> Written exercise: Search the listing below for the string "Horizontal" and copy every line where it occurs.

> Source records:
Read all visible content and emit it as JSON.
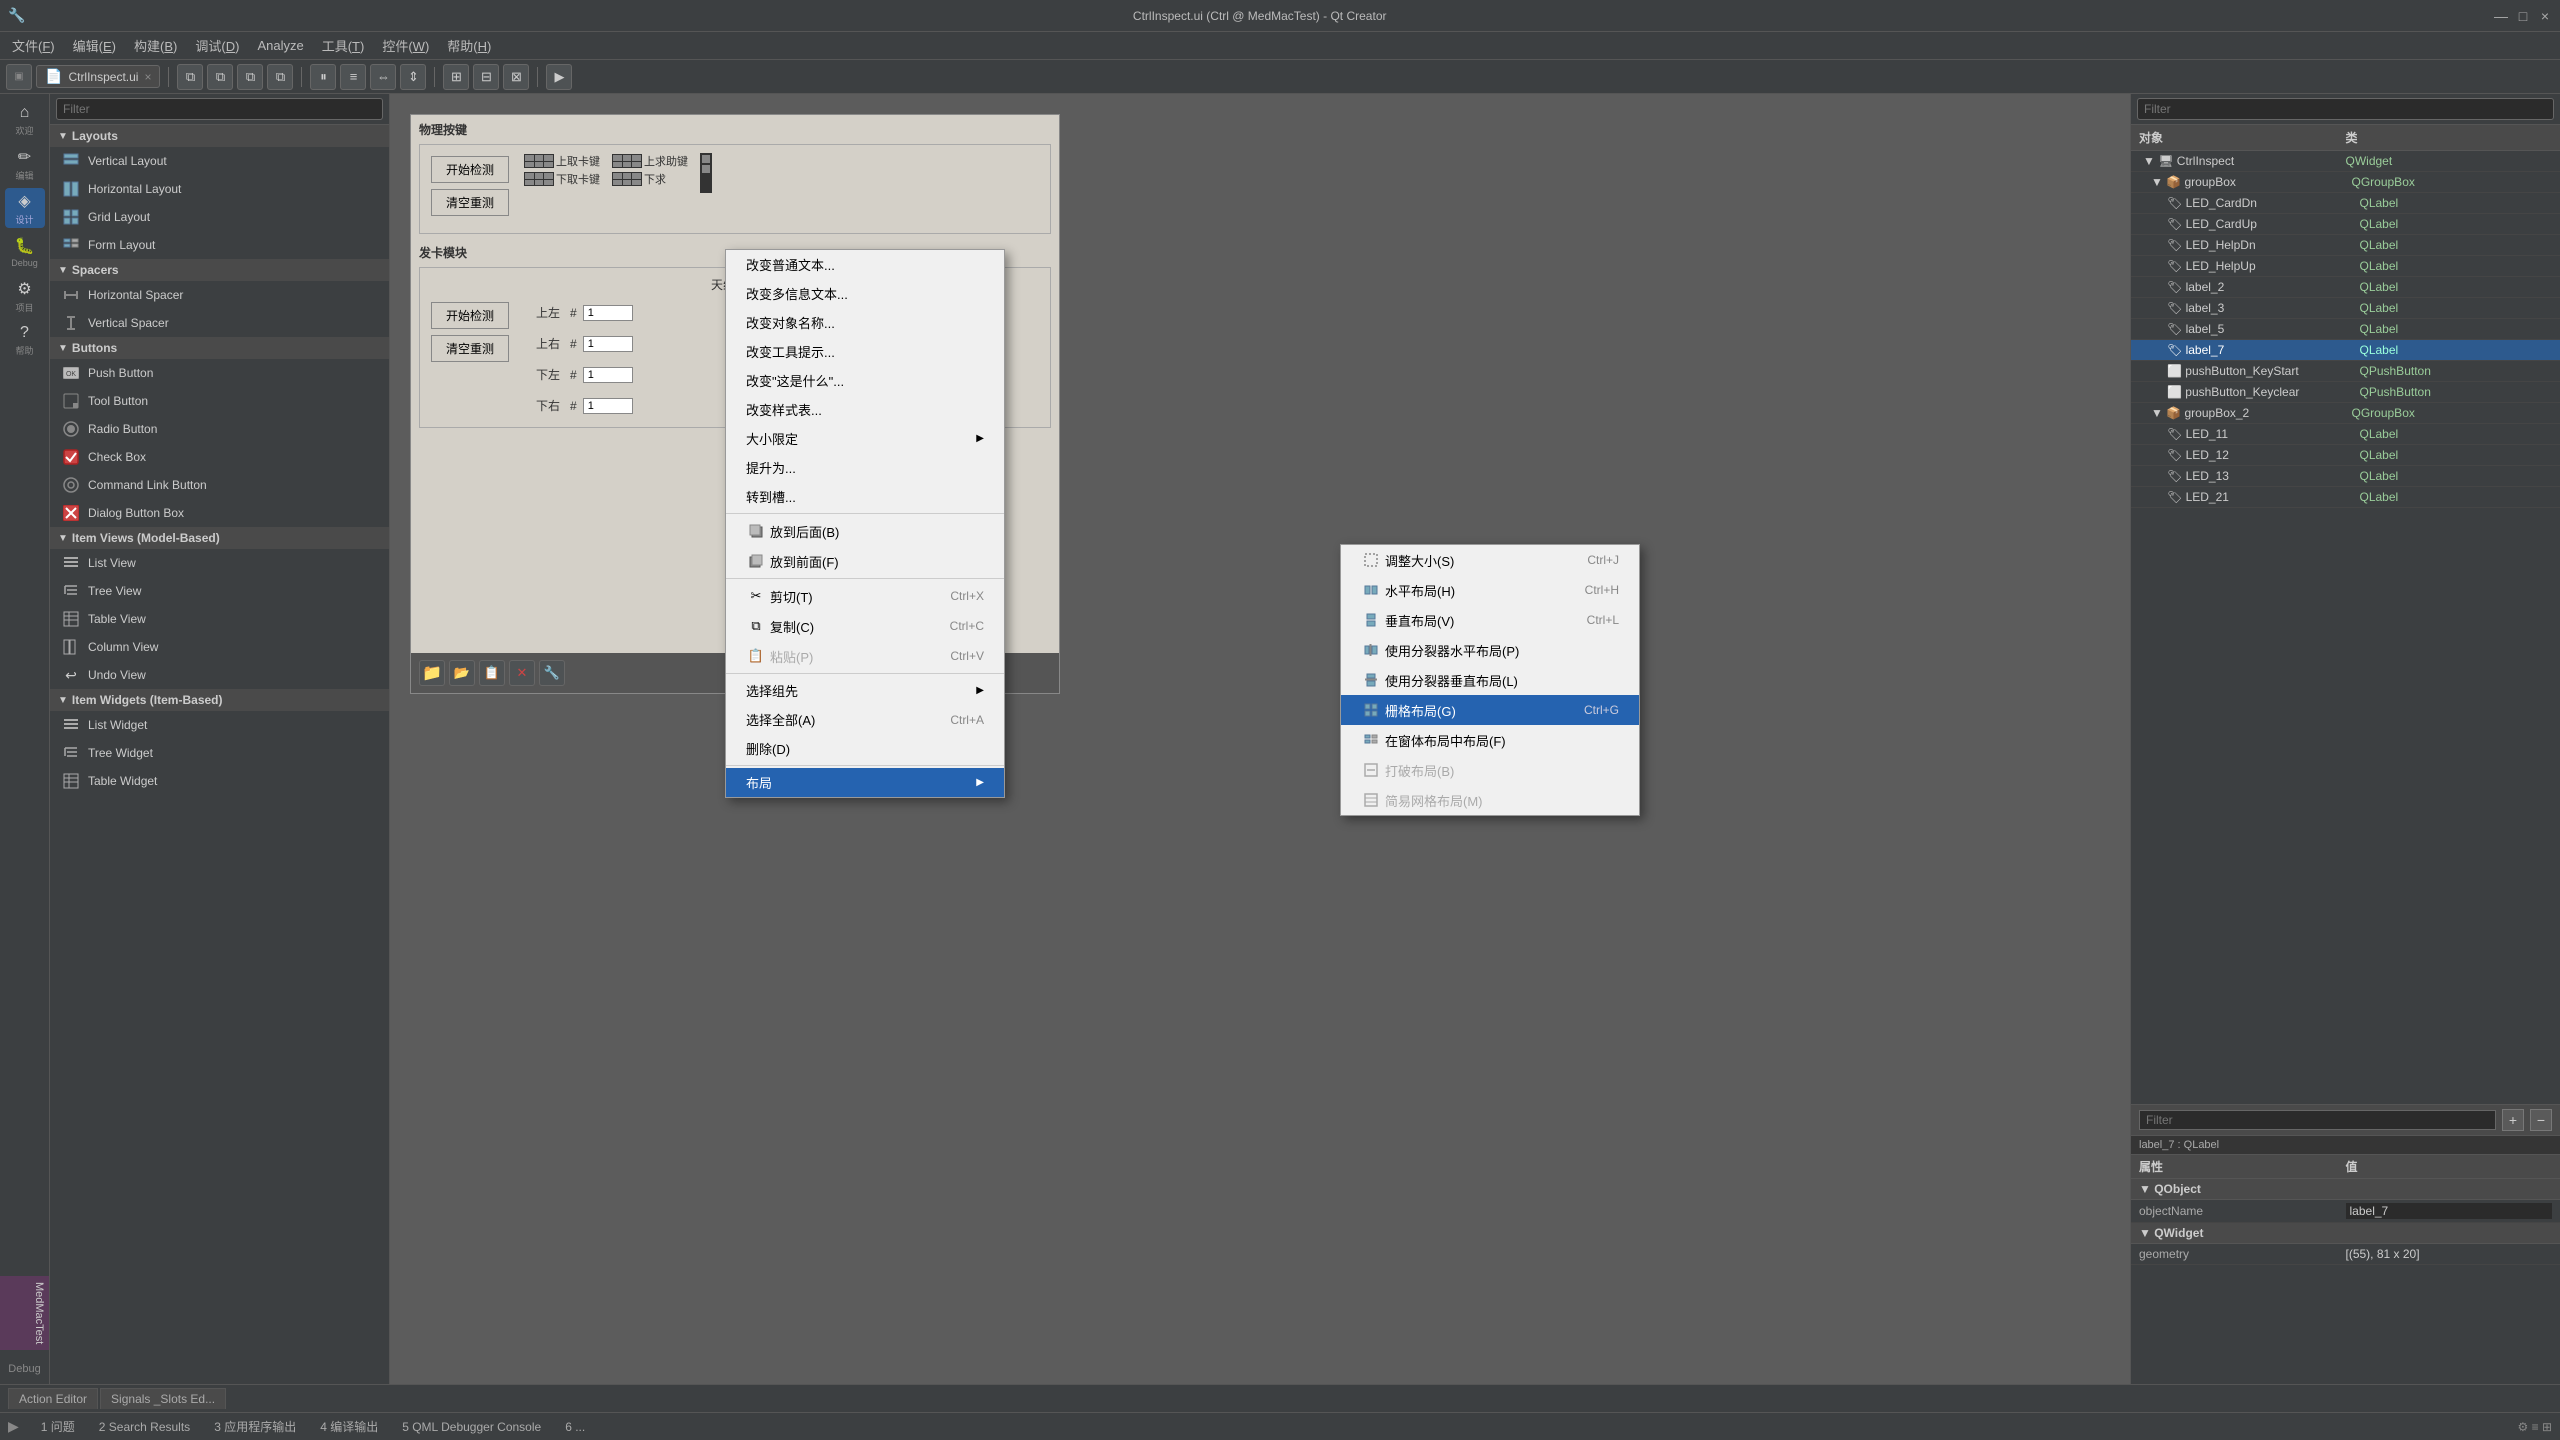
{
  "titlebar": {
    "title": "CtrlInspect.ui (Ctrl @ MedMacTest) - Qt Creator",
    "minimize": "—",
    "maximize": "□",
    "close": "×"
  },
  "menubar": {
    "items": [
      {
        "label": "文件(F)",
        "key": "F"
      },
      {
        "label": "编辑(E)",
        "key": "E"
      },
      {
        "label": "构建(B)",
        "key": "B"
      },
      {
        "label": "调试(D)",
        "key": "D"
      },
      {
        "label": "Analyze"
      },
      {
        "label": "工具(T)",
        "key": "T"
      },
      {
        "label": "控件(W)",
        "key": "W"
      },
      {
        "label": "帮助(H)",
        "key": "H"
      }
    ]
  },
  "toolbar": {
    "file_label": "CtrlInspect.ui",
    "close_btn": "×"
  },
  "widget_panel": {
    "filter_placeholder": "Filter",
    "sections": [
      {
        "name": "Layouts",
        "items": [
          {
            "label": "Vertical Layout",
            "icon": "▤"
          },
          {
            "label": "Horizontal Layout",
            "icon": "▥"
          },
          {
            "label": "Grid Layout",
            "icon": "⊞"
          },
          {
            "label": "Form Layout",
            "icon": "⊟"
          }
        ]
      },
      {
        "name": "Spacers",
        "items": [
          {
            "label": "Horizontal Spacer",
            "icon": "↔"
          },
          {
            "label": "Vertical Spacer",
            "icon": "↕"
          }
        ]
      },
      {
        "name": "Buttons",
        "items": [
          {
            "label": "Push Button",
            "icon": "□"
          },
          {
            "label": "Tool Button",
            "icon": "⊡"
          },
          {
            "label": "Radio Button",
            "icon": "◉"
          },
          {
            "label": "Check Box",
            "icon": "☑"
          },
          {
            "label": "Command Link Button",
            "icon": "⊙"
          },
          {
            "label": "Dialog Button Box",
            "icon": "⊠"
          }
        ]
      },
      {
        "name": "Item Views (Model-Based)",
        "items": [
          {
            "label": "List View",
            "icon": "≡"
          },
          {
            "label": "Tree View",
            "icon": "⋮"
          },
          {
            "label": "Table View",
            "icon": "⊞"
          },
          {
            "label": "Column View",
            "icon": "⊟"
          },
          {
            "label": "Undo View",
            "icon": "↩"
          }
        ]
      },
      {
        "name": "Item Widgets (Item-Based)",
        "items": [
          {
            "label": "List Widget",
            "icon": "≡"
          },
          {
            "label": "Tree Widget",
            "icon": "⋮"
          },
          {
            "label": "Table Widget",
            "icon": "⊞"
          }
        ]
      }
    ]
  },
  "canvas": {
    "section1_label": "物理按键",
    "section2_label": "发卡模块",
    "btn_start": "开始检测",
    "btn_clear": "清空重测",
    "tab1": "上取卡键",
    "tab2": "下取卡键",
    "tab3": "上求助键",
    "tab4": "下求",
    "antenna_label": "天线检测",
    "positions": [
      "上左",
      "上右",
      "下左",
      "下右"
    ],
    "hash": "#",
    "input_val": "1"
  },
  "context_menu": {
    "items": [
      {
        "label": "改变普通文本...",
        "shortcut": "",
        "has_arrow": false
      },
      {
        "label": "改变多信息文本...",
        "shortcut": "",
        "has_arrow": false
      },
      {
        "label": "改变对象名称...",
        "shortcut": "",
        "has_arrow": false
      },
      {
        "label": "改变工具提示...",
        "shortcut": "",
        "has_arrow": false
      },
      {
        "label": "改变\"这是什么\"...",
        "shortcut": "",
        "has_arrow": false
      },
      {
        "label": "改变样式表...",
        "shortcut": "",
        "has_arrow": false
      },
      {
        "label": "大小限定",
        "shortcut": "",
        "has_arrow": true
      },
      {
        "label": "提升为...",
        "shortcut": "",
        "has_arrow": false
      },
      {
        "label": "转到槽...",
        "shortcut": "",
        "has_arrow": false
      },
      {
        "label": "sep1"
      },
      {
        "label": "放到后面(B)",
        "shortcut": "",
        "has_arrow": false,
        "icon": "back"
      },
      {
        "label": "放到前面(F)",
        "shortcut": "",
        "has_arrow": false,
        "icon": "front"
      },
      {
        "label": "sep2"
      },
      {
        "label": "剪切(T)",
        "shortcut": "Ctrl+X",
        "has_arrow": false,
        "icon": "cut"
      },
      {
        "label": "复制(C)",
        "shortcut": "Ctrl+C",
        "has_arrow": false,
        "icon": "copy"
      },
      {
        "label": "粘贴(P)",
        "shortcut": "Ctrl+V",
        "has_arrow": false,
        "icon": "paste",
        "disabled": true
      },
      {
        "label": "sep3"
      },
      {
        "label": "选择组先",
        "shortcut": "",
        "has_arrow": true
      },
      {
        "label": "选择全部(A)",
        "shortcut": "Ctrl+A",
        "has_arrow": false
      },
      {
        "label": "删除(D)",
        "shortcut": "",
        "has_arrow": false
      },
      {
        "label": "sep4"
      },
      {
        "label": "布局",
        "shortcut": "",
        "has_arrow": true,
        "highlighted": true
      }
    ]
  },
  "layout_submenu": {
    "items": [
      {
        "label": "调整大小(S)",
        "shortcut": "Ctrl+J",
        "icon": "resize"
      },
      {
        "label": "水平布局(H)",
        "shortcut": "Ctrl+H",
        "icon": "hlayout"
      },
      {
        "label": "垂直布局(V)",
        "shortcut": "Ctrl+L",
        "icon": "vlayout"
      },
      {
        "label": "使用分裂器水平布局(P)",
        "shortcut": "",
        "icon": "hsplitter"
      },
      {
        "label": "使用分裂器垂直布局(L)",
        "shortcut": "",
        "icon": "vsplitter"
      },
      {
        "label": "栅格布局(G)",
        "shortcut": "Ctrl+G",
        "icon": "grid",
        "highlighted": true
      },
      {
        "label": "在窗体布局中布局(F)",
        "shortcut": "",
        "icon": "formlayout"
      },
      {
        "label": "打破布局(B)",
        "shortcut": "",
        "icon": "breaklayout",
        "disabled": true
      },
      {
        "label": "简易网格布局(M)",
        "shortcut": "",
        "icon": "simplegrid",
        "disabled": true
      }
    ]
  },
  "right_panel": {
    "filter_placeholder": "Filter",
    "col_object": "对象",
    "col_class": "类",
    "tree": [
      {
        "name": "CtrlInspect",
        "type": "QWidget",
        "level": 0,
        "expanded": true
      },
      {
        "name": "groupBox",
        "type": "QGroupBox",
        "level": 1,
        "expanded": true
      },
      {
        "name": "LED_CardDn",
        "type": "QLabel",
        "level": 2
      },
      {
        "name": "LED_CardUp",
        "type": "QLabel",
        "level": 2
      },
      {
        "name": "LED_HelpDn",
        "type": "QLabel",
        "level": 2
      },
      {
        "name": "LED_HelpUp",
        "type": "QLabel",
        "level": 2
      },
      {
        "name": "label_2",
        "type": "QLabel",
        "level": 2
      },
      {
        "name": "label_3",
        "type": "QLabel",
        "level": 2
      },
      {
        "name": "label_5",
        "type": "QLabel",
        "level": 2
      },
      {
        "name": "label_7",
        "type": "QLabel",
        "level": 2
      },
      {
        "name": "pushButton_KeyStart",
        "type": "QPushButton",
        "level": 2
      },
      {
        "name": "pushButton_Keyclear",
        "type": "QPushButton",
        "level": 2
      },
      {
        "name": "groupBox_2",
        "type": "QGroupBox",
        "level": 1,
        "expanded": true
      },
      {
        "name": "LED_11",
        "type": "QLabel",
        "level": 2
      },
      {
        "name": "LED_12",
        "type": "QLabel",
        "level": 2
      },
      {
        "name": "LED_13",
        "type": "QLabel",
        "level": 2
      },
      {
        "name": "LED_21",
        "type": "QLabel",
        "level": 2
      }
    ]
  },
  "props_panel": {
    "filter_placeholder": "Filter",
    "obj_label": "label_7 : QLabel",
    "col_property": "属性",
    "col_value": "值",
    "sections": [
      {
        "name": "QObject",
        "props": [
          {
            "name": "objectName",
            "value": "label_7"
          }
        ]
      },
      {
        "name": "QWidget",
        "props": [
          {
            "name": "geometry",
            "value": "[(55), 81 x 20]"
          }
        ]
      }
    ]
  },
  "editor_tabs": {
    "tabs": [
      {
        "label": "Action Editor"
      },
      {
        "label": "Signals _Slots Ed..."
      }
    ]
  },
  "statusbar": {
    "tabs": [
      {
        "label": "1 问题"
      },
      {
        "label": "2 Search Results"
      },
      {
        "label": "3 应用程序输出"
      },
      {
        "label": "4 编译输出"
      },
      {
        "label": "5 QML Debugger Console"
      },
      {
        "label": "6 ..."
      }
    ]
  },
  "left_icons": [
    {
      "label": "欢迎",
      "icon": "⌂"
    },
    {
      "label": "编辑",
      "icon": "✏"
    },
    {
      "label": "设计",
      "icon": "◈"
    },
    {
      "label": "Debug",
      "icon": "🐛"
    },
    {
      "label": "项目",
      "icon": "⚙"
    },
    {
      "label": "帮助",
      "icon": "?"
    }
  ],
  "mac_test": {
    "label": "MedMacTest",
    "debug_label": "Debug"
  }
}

> Exercise result:
            "label": "Horizontal Layout",
            "label": "Horizontal Spacer",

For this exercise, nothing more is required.